── Given entries
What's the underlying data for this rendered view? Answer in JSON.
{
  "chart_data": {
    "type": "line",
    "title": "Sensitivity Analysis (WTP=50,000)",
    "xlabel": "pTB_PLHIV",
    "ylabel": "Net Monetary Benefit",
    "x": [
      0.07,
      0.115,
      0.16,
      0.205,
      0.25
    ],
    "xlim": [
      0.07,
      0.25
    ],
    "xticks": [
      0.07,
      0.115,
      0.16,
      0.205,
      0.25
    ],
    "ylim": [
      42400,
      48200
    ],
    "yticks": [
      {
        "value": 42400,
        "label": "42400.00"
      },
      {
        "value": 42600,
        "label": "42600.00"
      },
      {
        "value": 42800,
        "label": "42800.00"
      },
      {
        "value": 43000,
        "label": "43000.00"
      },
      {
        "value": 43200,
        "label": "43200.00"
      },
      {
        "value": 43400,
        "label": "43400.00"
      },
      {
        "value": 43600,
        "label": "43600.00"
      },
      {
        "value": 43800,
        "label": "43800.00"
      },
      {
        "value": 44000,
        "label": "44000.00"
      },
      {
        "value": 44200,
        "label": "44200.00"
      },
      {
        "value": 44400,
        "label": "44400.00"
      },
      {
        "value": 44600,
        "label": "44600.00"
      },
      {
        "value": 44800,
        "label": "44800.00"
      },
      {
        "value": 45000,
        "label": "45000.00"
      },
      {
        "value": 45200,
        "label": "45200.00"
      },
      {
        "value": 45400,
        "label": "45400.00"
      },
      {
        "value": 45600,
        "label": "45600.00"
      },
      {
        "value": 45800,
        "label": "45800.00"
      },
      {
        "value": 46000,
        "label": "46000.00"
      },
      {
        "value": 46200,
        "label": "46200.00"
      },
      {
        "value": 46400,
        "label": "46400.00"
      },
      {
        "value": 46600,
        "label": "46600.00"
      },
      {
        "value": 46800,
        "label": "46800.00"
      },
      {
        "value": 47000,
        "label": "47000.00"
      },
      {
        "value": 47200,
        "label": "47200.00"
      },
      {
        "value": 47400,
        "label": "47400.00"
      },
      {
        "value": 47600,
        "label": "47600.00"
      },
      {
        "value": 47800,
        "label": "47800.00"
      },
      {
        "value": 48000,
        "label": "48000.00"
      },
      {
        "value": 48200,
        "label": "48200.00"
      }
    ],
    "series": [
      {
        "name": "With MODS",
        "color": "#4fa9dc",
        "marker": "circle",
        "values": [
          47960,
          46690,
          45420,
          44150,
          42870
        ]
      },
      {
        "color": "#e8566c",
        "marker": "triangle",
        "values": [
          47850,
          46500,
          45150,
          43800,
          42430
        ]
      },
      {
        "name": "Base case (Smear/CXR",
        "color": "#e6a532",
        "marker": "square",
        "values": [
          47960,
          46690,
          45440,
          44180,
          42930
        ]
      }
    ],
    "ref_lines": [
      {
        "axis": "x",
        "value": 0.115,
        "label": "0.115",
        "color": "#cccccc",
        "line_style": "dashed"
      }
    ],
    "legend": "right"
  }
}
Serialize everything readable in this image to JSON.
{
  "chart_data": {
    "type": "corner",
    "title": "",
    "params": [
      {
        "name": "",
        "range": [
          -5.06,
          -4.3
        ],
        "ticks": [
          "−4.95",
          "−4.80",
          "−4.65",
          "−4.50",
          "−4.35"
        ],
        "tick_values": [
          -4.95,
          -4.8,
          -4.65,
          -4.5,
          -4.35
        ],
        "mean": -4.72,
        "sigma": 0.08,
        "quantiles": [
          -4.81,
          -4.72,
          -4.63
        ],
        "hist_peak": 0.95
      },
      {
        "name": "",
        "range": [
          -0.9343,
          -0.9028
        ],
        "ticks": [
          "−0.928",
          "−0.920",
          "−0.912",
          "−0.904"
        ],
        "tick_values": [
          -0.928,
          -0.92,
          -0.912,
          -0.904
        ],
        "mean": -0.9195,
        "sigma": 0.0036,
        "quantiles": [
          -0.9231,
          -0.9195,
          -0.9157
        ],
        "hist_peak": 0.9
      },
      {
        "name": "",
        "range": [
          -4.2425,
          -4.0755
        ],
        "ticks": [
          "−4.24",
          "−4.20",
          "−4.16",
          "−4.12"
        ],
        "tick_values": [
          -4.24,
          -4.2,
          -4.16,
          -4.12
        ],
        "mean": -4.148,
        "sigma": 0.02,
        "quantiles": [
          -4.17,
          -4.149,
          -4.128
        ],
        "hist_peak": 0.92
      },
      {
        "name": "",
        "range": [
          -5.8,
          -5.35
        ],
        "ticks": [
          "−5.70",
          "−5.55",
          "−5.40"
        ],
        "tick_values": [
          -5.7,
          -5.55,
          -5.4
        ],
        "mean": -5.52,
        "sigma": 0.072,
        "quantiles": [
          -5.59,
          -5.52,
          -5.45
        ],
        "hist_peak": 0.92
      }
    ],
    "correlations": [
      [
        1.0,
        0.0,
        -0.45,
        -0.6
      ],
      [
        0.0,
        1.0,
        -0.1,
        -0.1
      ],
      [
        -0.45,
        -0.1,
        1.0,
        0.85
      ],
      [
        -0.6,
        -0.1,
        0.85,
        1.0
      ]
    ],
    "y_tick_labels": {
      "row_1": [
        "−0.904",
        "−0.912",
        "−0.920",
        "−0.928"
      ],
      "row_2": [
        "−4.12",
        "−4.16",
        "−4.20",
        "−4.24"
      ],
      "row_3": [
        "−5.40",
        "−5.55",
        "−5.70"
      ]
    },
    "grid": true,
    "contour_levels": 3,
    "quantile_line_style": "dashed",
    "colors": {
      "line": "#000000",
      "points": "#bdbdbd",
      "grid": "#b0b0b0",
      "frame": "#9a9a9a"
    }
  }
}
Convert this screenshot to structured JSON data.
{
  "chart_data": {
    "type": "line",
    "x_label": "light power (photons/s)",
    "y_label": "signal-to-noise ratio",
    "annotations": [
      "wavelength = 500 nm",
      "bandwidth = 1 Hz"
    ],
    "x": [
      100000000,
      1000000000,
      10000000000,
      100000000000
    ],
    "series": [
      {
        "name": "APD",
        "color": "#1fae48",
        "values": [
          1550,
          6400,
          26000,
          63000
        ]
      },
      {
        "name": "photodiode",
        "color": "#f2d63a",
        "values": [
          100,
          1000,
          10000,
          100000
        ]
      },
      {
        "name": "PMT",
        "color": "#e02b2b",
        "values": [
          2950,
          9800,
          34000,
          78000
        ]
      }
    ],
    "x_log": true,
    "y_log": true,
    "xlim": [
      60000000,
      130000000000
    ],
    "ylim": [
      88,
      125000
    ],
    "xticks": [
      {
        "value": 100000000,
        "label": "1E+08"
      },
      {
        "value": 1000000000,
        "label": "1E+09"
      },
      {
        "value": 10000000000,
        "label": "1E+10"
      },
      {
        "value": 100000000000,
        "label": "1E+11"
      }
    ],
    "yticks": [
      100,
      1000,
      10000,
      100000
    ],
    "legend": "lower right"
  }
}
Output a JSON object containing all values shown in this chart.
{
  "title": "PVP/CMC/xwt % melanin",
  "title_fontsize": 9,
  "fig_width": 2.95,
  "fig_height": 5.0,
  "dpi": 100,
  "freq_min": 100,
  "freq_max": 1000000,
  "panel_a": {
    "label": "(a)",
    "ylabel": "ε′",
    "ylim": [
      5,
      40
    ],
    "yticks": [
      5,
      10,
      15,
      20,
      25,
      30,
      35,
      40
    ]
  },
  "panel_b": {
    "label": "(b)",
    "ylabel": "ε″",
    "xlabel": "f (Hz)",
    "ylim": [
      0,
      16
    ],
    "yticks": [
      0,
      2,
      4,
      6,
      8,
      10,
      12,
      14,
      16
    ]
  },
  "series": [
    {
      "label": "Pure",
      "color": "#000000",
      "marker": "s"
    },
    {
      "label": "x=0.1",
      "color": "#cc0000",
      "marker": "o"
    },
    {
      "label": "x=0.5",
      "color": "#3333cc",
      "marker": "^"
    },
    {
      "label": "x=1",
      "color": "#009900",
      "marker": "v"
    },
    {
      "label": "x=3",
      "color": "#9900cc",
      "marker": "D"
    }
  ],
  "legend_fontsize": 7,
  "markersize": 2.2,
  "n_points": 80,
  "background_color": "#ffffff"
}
────
Requirements
List each line in the listing that contains the string "mean".

Task result
        "mean": -4.72,
        "mean": -0.9195,
        "mean": -4.148,
        "mean": -5.52,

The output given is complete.